_What is expected_. The records below are made of lines; count those holding the word "xlabel" and give the number only.

_Recorded data_.
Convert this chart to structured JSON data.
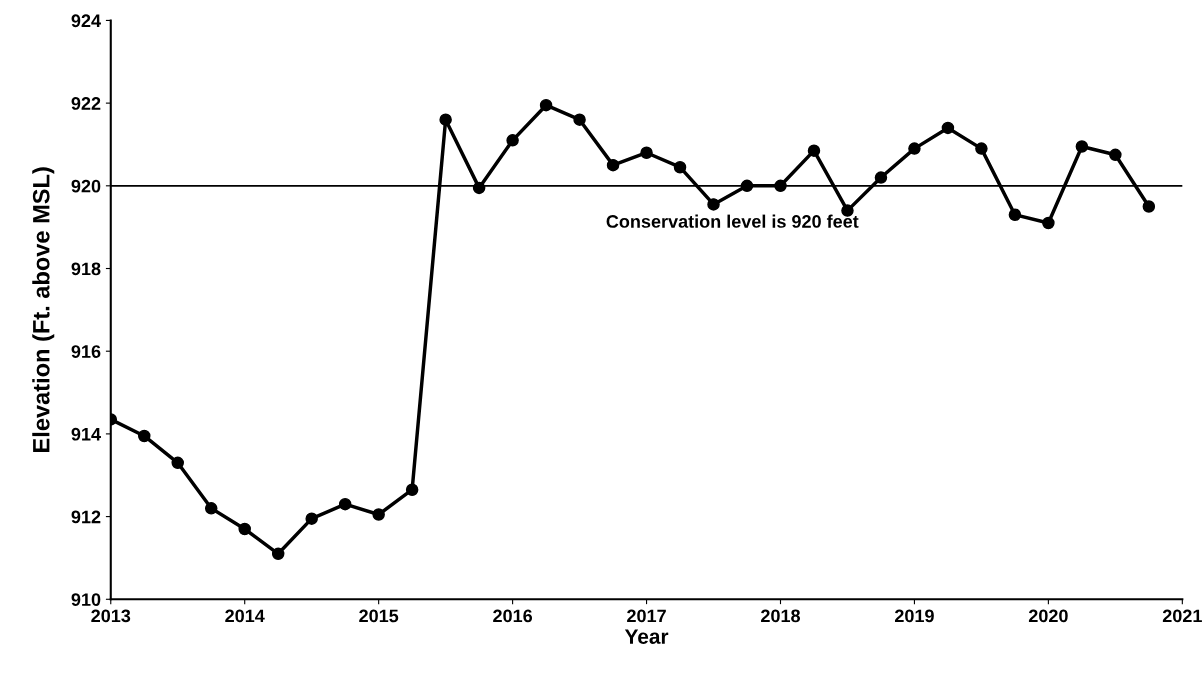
{
  "chart_data": {
    "type": "line",
    "xlabel": "Year",
    "ylabel": "Elevation (Ft. above MSL)",
    "x": [
      2013,
      2013.25,
      2013.5,
      2013.75,
      2014,
      2014.25,
      2014.5,
      2014.75,
      2015,
      2015.25,
      2015.5,
      2015.75,
      2016,
      2016.25,
      2016.5,
      2016.75,
      2017,
      2017.25,
      2017.5,
      2017.75,
      2018,
      2018.25,
      2018.5,
      2018.75,
      2019,
      2019.25,
      2019.5,
      2019.75,
      2020,
      2020.25,
      2020.5,
      2020.75
    ],
    "series": [
      {
        "color": "#000000",
        "values": [
          914.35,
          913.95,
          913.3,
          912.2,
          911.7,
          911.1,
          911.95,
          912.3,
          912.05,
          912.65,
          921.6,
          919.95,
          921.1,
          921.95,
          921.6,
          920.5,
          920.8,
          920.45,
          919.55,
          920.0,
          920.0,
          920.85,
          919.4,
          920.2,
          920.9,
          921.4,
          920.9,
          919.3,
          919.1,
          920.95,
          920.75,
          919.5
        ]
      }
    ],
    "xlim": [
      2013,
      2021
    ],
    "xticks": [
      2013,
      2014,
      2015,
      2016,
      2017,
      2018,
      2019,
      2020,
      2021
    ],
    "ylim": [
      910,
      924
    ],
    "yticks": [
      910,
      912,
      914,
      916,
      918,
      920,
      922,
      924
    ],
    "ref_lines": [
      {
        "axis": "y",
        "value": 920,
        "label": "Conservation level is 920 feet",
        "color": "#000000",
        "line_style": "solid"
      }
    ],
    "marker": "circle",
    "line_style": "solid",
    "grid": false,
    "legend": false
  }
}
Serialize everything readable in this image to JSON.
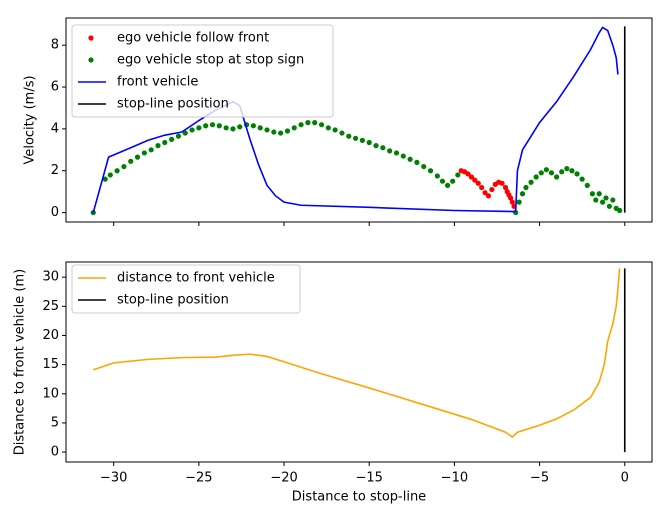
{
  "chart_data": [
    {
      "type": "line",
      "ylabel": "Velocity (m/s)",
      "xlim": [
        -32.8,
        1.6
      ],
      "ylim": [
        -0.45,
        9.3
      ],
      "yticks": [
        0,
        2,
        4,
        6,
        8
      ],
      "legend": "upper left",
      "series": [
        {
          "name": "ego vehicle follow front",
          "type": "scatter",
          "color": "#ff0000",
          "x": [
            -9.6,
            -9.4,
            -9.2,
            -9.0,
            -8.8,
            -8.6,
            -8.4,
            -8.2,
            -8.0,
            -7.8,
            -7.6,
            -7.4,
            -7.2,
            -7.0,
            -6.9,
            -6.8,
            -6.7,
            -6.6,
            -6.5
          ],
          "values": [
            2.0,
            1.95,
            1.85,
            1.7,
            1.55,
            1.4,
            1.2,
            0.95,
            0.8,
            1.1,
            1.35,
            1.45,
            1.4,
            1.2,
            1.0,
            0.85,
            0.7,
            0.5,
            0.3
          ]
        },
        {
          "name": "ego vehicle stop at stop sign",
          "type": "scatter",
          "color": "#008000",
          "x": [
            -31.2,
            -30.5,
            -30.2,
            -29.8,
            -29.4,
            -29.0,
            -28.6,
            -28.2,
            -27.8,
            -27.4,
            -27.0,
            -26.6,
            -26.2,
            -25.8,
            -25.4,
            -25.0,
            -24.6,
            -24.2,
            -23.8,
            -23.4,
            -23.0,
            -22.6,
            -22.2,
            -21.8,
            -21.4,
            -21.0,
            -20.6,
            -20.2,
            -19.8,
            -19.4,
            -19.0,
            -18.6,
            -18.2,
            -17.8,
            -17.4,
            -17.0,
            -16.6,
            -16.2,
            -15.8,
            -15.4,
            -15.0,
            -14.6,
            -14.2,
            -13.8,
            -13.4,
            -13.0,
            -12.6,
            -12.2,
            -11.8,
            -11.4,
            -11.0,
            -10.7,
            -10.4,
            -10.1,
            -9.8,
            -6.4,
            -6.2,
            -6.0,
            -5.8,
            -5.5,
            -5.2,
            -4.9,
            -4.6,
            -4.3,
            -4.0,
            -3.7,
            -3.4,
            -3.1,
            -2.8,
            -2.5,
            -2.2,
            -1.9,
            -1.7,
            -1.5,
            -1.3,
            -1.1,
            -0.9,
            -0.7,
            -0.5,
            -0.3
          ],
          "values": [
            0.0,
            1.6,
            1.8,
            2.0,
            2.2,
            2.45,
            2.65,
            2.85,
            3.0,
            3.2,
            3.35,
            3.5,
            3.65,
            3.8,
            3.95,
            4.05,
            4.15,
            4.2,
            4.15,
            4.05,
            4.0,
            4.1,
            4.2,
            4.15,
            4.05,
            3.95,
            3.85,
            3.8,
            3.9,
            4.05,
            4.2,
            4.3,
            4.3,
            4.2,
            4.05,
            3.95,
            3.8,
            3.65,
            3.55,
            3.45,
            3.35,
            3.2,
            3.1,
            2.95,
            2.85,
            2.7,
            2.55,
            2.4,
            2.2,
            2.0,
            1.75,
            1.5,
            1.3,
            1.5,
            1.8,
            0.0,
            0.5,
            0.9,
            1.2,
            1.45,
            1.7,
            1.9,
            2.05,
            1.9,
            1.7,
            1.95,
            2.1,
            2.0,
            1.85,
            1.6,
            1.3,
            0.9,
            0.6,
            0.9,
            0.5,
            0.7,
            0.3,
            0.6,
            0.2,
            0.1
          ]
        },
        {
          "name": "front vehicle",
          "type": "line",
          "color": "#0000ff",
          "x": [
            -31.2,
            -30.3,
            -29.0,
            -28.0,
            -27.0,
            -26.0,
            -25.0,
            -24.0,
            -23.0,
            -22.6,
            -22.0,
            -21.5,
            -21.0,
            -20.5,
            -20.0,
            -19.0,
            -15.0,
            -10.0,
            -6.5,
            -6.4,
            -6.3,
            -6.0,
            -5.0,
            -4.0,
            -3.0,
            -2.0,
            -1.5,
            -1.3,
            -1.0,
            -0.7,
            -0.5,
            -0.4
          ],
          "values": [
            0.0,
            2.65,
            3.1,
            3.45,
            3.7,
            3.85,
            4.4,
            4.9,
            5.3,
            5.1,
            3.5,
            2.3,
            1.3,
            0.8,
            0.5,
            0.35,
            0.25,
            0.1,
            0.05,
            0.1,
            2.0,
            3.0,
            4.3,
            5.3,
            6.5,
            7.8,
            8.6,
            8.85,
            8.7,
            8.0,
            7.4,
            6.6
          ]
        },
        {
          "name": "stop-line position",
          "type": "line",
          "color": "#000000",
          "x": [
            0,
            0
          ],
          "values": [
            0,
            8.9
          ]
        }
      ]
    },
    {
      "type": "line",
      "ylabel": "Distance to front vehicle (m)",
      "xlabel": "Distance to stop-line",
      "xlim": [
        -32.8,
        1.6
      ],
      "ylim": [
        -1.7,
        32.6
      ],
      "yticks": [
        0,
        5,
        10,
        15,
        20,
        25,
        30
      ],
      "legend": "upper left",
      "xticks": [
        {
          "value": -30,
          "label": "−30"
        },
        {
          "value": -25,
          "label": "−25"
        },
        {
          "value": -20,
          "label": "−20"
        },
        {
          "value": -15,
          "label": "−15"
        },
        {
          "value": -10,
          "label": "−10"
        },
        {
          "value": -5,
          "label": "−5"
        },
        0
      ],
      "series": [
        {
          "name": "distance to front vehicle",
          "type": "line",
          "color": "#ffa500",
          "x": [
            -31.2,
            -30.0,
            -28.0,
            -26.0,
            -24.0,
            -23.0,
            -22.0,
            -21.0,
            -20.0,
            -18.0,
            -15.0,
            -12.0,
            -9.0,
            -7.0,
            -6.6,
            -6.3,
            -5.0,
            -4.0,
            -3.0,
            -2.0,
            -1.5,
            -1.2,
            -1.0,
            -0.7,
            -0.5,
            -0.4,
            -0.3
          ],
          "values": [
            14.1,
            15.3,
            15.9,
            16.2,
            16.3,
            16.6,
            16.8,
            16.4,
            15.5,
            13.6,
            11.0,
            8.3,
            5.6,
            3.4,
            2.6,
            3.4,
            4.6,
            5.7,
            7.2,
            9.4,
            12.0,
            15.0,
            19.0,
            22.0,
            25.0,
            28.0,
            31.5
          ]
        },
        {
          "name": "stop-line position",
          "type": "line",
          "color": "#000000",
          "x": [
            0,
            0
          ],
          "values": [
            0,
            31.5
          ]
        }
      ]
    }
  ]
}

_Exercise answer_. 2